------ PROVIDED INFORMATION ------

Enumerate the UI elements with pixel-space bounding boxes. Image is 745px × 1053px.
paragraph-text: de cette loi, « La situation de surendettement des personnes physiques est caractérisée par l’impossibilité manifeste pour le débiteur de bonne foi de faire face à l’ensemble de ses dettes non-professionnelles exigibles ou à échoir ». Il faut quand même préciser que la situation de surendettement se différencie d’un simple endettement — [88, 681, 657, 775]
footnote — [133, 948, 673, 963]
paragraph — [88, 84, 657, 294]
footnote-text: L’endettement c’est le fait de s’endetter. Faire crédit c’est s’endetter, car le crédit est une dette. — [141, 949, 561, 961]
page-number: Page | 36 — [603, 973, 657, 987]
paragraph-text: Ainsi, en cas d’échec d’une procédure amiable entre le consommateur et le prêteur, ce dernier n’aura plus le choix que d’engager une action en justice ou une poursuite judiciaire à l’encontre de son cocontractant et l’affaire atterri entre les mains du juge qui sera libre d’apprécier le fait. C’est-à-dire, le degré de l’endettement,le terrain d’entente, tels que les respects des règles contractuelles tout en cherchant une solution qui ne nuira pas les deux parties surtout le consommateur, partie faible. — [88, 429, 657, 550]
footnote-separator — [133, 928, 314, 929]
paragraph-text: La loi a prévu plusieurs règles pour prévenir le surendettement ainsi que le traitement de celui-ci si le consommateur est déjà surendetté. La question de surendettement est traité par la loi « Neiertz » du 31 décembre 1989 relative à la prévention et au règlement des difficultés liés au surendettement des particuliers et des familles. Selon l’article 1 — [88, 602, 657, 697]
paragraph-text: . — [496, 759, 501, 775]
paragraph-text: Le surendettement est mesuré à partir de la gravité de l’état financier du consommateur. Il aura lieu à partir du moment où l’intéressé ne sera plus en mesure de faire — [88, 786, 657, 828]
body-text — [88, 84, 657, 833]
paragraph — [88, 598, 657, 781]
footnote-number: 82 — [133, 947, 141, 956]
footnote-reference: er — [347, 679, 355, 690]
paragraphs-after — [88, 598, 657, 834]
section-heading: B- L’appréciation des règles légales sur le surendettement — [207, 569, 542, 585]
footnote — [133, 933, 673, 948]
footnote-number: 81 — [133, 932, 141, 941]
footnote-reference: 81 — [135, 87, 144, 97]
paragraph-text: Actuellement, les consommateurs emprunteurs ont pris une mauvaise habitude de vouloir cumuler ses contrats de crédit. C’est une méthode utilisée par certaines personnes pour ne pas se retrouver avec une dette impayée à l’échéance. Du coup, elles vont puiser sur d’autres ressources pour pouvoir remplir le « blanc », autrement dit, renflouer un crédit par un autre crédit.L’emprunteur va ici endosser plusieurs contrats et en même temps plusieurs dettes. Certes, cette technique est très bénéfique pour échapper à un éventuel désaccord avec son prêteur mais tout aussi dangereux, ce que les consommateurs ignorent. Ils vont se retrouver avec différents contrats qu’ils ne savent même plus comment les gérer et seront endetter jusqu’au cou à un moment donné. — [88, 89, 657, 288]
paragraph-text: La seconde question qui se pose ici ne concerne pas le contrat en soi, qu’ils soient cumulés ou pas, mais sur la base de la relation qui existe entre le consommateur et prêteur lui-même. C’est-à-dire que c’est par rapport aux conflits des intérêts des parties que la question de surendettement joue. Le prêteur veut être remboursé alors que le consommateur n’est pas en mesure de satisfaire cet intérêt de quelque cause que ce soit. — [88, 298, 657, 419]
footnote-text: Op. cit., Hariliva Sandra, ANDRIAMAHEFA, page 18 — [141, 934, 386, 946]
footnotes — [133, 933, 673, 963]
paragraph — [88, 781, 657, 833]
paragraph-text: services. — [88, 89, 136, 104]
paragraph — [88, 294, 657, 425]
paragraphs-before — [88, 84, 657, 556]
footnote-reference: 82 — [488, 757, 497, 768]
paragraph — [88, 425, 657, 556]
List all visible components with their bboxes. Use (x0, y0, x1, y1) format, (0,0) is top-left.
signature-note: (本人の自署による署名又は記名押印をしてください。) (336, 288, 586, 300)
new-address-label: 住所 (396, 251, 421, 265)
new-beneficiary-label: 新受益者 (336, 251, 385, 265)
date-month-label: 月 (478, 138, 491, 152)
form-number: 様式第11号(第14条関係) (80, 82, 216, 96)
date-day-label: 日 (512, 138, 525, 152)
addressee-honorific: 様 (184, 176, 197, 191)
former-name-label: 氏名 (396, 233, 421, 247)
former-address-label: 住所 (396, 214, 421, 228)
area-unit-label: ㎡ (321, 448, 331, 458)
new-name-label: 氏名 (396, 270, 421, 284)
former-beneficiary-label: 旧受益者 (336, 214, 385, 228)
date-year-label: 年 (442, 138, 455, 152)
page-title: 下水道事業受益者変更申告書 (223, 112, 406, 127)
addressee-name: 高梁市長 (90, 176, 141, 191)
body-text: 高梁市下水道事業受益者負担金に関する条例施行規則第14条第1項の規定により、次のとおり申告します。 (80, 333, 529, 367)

------

* INSTRUCTIONS FOR THE TASK *
Retype the rows above, starting from the first line and continuing through the line with "paragraph-text: de cette", including that line.

* WRITTEN SOLUTION *
Enumerate the UI elements with pixel-space bounding boxes. Image is 745px × 1053px.
paragraph-text: de cette loi, « La situation de surendettement des personnes physiques est caractérisée par l’impossibilité manifeste pour le débiteur de bonne foi de faire face à l’ensemble de ses dettes non-professionnelles exigibles ou à échoir ». Il faut quand même préciser que la situation de surendettement se différencie d’un simple endettement — [88, 681, 657, 775]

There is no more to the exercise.